TASK GOAL: Summarize the mailing-list message below in two sentences.

TEXT EXCERPT:
[Start]

This is the mail archive of the gdb@sourceware.cygnus.com mailing list for the GDB project.


Index Nav: [Date Index] [Subject Index] [Author Index] [Thread Index]
Message Nav: [Date Prev] [Date Next] [Thread Prev] [Thread Next]

MMX: Messy Multimedia eXtensions



Intel has contracted with Cygnus to provide support for the MMX and
SSE registers in the GNU toolchain.  We've just finished the beta.
The work is on a branch at the moment, so it won't be showing up in
snapshots.  I'd like to explain what I did in GDB, and get folks'
criticisms and ideas for what we would be happy with in mainline GDB.
There are some exquisitely twisted problems here.

If someone wants to really scrutinize my code, then I can post diffs.

In GCC, you can now write code like this (toy example, not tested):

    /* This declares the type V4SF to be a vector of four single-precision
       floats, in a way that encourages GCC to map it onto the Pentium-III
       SSE registers.  */
    typedef int v4sf __attribute__ ((mode(V4SF)));

    /* Given a bunch of points (X[i], Y[i]), 0 <= i < N, rotate
       each one clockwise by ANGLE radians.  For simplicity's sake,
       N must be a multiple of four.  */
    void
    rotate (double angle, int n, float *x, float *y)
    {
      int i;

      /* Load all four slots of these with the sin and cos of angle.  */
      v4sf cos_angle = __builtin_ia32_setps1 (cos (angle));
      v4sf sin_angle = __builtin_ia32_setps1 (sin (angle));

      /* Rotate all the points, four at a time.  */
      for (i = 0; i < n; i += 4)

[End]

Part of a data file:
[Start]

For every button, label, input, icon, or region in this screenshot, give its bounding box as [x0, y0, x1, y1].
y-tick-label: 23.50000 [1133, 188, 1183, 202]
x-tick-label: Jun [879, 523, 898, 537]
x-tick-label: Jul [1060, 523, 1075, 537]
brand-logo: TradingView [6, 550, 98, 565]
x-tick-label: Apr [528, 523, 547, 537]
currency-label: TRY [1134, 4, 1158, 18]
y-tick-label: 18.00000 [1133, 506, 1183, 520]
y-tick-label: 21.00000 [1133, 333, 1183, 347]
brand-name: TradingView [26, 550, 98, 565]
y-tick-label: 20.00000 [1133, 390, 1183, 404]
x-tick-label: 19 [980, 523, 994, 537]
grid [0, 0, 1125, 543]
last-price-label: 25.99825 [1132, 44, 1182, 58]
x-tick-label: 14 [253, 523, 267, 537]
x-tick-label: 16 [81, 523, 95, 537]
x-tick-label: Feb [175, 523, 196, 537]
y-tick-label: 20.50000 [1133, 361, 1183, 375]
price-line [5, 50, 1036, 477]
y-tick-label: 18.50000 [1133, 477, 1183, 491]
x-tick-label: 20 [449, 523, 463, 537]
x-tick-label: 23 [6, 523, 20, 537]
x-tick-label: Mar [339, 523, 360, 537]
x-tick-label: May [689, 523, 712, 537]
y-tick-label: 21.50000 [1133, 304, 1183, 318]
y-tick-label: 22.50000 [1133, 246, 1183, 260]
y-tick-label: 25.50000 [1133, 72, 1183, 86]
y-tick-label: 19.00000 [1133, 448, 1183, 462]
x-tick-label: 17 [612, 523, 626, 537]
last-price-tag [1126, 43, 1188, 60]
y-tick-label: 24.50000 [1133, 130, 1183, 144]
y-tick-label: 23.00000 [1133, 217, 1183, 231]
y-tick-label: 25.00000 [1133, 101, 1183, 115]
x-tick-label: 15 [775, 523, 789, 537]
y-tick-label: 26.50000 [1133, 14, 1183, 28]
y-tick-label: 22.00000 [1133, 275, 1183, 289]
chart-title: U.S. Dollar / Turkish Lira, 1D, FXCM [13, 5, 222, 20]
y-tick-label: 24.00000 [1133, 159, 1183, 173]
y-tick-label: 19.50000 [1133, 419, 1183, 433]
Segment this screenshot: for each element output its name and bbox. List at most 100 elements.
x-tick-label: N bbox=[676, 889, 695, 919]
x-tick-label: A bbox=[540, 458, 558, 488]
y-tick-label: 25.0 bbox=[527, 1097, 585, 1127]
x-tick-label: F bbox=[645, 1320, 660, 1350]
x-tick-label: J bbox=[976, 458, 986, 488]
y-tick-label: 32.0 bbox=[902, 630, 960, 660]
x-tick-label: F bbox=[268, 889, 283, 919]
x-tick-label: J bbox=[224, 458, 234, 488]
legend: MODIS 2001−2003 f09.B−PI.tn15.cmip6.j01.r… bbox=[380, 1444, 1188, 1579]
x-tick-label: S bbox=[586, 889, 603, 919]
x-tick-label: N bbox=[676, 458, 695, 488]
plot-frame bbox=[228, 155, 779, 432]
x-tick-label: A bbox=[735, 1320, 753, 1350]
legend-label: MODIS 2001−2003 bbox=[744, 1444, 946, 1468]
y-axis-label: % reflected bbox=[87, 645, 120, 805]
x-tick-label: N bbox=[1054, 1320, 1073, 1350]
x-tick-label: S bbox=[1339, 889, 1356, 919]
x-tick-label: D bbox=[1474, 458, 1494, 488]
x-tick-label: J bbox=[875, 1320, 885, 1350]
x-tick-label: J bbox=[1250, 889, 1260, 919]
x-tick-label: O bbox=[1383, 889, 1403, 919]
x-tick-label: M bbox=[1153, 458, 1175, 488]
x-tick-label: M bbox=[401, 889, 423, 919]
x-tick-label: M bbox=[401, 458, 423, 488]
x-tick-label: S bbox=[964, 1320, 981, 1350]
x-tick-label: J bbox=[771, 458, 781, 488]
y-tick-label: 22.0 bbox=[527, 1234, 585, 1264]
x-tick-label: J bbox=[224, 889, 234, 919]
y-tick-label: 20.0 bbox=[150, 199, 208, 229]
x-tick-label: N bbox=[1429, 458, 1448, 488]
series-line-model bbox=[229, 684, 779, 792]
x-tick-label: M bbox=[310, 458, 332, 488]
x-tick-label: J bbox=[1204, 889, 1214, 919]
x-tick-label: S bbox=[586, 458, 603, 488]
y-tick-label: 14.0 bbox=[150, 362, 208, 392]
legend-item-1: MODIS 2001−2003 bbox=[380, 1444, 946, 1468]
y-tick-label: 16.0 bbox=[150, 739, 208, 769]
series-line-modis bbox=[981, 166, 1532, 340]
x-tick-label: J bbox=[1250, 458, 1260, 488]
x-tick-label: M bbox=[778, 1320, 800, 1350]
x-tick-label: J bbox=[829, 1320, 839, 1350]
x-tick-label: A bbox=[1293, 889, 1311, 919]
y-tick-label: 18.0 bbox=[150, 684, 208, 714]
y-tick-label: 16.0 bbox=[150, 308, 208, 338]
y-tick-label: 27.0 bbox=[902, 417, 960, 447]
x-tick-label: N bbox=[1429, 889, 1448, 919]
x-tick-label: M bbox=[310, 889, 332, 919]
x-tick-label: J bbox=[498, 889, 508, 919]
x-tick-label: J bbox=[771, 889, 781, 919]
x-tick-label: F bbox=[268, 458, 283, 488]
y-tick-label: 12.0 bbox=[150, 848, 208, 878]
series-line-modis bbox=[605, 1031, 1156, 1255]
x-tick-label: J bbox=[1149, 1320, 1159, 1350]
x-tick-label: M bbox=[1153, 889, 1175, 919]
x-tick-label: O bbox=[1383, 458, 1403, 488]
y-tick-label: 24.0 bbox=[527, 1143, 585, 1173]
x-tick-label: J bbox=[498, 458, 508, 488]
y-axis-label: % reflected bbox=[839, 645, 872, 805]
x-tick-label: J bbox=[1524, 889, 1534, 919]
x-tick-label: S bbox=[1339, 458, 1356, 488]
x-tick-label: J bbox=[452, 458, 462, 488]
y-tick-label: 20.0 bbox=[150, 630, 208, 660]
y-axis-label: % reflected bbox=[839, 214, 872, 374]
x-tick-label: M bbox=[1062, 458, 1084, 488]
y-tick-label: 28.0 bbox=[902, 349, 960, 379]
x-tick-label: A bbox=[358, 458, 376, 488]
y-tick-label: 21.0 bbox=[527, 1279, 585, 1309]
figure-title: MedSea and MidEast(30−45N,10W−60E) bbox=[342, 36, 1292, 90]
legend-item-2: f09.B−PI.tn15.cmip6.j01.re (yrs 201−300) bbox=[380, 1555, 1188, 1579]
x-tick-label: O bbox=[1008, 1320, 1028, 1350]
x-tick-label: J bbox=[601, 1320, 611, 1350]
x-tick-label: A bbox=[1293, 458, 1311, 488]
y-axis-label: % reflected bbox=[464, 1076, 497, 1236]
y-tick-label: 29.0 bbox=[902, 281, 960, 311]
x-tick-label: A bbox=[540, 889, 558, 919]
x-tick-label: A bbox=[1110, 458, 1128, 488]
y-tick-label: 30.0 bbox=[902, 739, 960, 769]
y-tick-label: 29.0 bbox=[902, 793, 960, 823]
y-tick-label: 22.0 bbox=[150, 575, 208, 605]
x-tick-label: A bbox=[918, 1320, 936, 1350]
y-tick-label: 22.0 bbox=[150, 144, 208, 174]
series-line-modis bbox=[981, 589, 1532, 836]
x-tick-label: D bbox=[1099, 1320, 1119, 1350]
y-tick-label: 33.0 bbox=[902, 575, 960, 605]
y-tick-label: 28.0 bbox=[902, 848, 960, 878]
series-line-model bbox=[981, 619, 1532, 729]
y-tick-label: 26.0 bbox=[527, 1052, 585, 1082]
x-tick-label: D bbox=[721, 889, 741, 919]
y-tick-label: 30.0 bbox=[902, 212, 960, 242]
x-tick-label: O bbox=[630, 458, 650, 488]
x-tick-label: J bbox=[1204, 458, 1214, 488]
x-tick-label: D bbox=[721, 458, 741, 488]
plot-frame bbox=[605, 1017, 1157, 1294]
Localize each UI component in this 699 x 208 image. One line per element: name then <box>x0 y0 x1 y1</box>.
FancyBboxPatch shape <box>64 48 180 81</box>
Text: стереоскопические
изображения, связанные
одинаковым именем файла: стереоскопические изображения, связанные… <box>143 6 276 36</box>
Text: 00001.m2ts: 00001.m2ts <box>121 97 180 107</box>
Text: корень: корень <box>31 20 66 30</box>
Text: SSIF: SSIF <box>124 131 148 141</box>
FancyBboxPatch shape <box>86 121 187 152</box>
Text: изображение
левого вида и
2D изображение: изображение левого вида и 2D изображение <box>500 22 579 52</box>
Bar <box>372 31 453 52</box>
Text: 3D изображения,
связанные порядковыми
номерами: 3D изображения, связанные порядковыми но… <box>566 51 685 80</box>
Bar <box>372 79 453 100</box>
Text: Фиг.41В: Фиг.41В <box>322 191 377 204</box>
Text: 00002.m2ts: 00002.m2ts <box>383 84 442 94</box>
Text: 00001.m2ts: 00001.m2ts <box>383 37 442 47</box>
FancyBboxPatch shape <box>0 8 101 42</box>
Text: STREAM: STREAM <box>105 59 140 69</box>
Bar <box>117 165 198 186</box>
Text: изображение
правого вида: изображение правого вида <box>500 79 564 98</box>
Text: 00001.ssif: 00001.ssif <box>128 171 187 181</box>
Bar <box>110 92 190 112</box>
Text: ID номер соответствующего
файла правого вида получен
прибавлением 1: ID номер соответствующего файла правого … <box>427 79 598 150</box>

[End]

OUTPUT OF THE TASK: Intel has contracted with Cygnus to provide MMX and SSE register support in the GNU toolchain, and the beta is now finished, though the work is on a branch and will not appear in snapshots. The writer invites criticism and ideas about the GDB changes for mainline GDB, offers to post diffs, and gives an untested GCC example that declares a vector of four single-precision floats mapped onto the Pentium-III SSE registers.